## What the task requires
Below are the records; copy each line in them that holds the word "Latest".

>>>>

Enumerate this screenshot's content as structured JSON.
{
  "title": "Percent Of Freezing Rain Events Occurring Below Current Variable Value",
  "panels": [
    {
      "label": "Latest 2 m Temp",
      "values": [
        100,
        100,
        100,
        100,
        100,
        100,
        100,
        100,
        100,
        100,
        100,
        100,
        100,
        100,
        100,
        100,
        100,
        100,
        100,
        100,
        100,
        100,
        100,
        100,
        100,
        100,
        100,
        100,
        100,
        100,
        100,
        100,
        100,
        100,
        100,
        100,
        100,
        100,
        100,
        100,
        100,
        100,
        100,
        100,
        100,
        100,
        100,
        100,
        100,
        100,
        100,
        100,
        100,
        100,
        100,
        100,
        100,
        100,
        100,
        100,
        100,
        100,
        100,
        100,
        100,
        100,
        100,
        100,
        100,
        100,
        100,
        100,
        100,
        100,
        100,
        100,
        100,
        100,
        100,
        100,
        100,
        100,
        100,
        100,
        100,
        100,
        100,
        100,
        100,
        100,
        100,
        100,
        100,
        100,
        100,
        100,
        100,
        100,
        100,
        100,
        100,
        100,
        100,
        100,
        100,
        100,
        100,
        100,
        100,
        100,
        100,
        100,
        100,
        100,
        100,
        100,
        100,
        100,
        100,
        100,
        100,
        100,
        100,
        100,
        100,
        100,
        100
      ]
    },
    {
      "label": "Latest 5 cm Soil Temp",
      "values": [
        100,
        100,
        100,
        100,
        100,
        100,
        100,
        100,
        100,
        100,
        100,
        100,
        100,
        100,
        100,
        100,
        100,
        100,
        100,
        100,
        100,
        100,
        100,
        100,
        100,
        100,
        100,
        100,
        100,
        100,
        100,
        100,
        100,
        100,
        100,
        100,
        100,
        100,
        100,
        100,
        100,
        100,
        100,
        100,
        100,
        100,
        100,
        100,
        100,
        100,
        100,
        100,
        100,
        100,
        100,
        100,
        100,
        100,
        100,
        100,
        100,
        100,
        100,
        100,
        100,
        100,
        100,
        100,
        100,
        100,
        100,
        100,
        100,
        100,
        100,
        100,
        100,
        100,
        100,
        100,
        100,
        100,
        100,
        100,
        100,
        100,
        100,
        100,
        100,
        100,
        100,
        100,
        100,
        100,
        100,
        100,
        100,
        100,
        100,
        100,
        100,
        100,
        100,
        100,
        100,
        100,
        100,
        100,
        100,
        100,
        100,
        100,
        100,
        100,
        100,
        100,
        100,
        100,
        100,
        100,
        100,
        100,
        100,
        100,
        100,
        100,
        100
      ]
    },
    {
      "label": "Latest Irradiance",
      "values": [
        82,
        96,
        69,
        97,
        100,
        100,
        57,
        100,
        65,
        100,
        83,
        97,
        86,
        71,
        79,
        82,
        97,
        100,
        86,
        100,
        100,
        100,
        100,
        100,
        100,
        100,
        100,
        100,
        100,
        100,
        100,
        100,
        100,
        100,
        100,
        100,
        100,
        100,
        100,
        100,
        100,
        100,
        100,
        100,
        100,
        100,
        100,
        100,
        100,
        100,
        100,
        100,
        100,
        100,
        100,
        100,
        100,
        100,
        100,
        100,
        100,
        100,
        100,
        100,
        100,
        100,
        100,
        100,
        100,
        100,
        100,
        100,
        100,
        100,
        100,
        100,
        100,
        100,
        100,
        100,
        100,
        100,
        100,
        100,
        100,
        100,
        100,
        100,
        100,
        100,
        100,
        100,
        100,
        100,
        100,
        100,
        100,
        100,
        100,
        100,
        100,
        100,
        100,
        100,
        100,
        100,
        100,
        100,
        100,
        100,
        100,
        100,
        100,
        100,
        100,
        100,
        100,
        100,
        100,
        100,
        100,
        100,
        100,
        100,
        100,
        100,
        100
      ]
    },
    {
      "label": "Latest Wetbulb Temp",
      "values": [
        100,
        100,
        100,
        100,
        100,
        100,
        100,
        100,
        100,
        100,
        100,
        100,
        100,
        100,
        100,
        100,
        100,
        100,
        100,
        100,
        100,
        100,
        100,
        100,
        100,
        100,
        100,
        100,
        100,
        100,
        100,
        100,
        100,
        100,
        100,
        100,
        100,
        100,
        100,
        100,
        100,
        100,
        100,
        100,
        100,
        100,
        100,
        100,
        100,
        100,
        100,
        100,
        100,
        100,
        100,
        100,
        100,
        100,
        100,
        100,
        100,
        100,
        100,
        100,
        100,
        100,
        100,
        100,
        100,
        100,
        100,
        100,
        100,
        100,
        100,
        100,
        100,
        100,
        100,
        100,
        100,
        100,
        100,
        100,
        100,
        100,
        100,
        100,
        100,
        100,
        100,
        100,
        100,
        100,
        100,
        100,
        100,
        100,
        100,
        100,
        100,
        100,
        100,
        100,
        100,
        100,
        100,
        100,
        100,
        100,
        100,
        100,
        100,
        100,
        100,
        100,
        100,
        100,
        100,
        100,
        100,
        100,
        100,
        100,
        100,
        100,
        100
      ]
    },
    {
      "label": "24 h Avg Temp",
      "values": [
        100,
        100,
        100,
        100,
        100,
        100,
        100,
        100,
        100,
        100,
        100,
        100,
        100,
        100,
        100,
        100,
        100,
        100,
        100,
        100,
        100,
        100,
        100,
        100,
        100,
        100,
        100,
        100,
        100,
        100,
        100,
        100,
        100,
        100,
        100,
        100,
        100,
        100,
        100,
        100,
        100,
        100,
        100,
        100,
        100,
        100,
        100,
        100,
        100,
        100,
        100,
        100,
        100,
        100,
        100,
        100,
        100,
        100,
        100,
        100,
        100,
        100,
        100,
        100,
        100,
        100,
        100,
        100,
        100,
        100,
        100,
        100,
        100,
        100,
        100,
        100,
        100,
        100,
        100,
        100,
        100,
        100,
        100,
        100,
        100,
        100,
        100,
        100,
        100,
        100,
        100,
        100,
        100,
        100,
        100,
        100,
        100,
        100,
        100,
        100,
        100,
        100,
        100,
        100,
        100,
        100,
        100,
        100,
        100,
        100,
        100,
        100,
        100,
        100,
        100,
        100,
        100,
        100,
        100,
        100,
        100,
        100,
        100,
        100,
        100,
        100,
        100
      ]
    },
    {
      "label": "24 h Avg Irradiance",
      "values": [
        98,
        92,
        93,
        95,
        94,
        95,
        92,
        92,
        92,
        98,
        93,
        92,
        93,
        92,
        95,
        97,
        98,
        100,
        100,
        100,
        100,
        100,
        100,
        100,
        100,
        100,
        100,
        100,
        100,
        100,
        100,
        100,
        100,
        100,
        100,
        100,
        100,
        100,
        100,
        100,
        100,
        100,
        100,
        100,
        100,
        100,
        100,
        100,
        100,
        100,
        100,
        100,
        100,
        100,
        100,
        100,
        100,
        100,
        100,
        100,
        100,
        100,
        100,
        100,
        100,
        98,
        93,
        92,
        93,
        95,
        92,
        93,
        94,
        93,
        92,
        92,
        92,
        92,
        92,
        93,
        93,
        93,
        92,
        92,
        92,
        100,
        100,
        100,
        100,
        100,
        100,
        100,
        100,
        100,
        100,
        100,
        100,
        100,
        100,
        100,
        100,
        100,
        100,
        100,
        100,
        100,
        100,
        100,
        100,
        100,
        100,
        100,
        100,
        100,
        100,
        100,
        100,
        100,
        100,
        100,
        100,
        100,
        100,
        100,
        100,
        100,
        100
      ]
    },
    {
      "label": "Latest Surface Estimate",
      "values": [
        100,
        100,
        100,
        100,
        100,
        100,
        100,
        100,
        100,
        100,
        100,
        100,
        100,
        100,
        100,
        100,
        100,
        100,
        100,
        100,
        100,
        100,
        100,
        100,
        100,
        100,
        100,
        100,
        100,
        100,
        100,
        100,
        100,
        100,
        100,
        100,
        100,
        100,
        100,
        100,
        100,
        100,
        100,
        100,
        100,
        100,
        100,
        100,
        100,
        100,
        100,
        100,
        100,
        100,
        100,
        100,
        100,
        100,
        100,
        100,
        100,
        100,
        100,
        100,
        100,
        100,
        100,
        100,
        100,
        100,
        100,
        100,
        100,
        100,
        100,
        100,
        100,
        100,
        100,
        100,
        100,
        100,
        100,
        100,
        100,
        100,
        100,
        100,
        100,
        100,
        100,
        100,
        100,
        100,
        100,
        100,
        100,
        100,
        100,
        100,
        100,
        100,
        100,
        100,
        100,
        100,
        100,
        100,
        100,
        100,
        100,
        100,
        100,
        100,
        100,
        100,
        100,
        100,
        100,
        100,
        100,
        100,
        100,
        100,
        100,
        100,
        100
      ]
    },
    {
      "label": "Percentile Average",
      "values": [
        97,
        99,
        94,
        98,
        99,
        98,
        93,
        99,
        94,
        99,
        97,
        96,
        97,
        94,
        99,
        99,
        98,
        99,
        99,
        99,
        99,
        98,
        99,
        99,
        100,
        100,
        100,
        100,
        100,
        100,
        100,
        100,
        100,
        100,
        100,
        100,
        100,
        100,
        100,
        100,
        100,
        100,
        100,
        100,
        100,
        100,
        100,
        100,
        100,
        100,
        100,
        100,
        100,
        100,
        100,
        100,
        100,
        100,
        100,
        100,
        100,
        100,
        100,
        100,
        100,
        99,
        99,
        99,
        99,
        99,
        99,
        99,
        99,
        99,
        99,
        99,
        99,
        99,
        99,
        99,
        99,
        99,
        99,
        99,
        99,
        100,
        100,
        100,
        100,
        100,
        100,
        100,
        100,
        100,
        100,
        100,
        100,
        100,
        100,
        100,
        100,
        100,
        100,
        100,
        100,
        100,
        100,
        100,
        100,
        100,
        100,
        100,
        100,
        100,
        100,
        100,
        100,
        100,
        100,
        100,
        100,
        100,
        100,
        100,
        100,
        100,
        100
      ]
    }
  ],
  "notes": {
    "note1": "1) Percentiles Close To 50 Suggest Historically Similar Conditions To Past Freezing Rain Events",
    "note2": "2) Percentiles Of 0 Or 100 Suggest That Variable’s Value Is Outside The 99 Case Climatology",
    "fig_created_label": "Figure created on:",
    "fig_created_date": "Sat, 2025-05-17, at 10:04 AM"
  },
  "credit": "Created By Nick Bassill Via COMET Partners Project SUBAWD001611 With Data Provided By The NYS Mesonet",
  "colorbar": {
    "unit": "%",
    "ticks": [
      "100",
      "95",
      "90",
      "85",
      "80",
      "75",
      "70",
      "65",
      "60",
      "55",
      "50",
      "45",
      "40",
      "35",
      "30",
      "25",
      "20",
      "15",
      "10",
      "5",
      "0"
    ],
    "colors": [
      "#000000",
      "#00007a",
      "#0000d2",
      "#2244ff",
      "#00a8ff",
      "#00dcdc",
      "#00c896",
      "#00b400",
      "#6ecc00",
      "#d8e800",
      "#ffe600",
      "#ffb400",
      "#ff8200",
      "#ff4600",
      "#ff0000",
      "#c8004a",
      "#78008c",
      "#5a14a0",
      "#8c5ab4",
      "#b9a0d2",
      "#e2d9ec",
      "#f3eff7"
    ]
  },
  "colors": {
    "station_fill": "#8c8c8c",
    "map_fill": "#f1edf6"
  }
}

<<<<

## Solution
      "label": "Latest 2 m Temp",
      "label": "Latest 5 cm Soil Temp",
      "label": "Latest Irradiance",
      "label": "Latest Wetbulb Temp",
      "label": "Latest Surface Estimate",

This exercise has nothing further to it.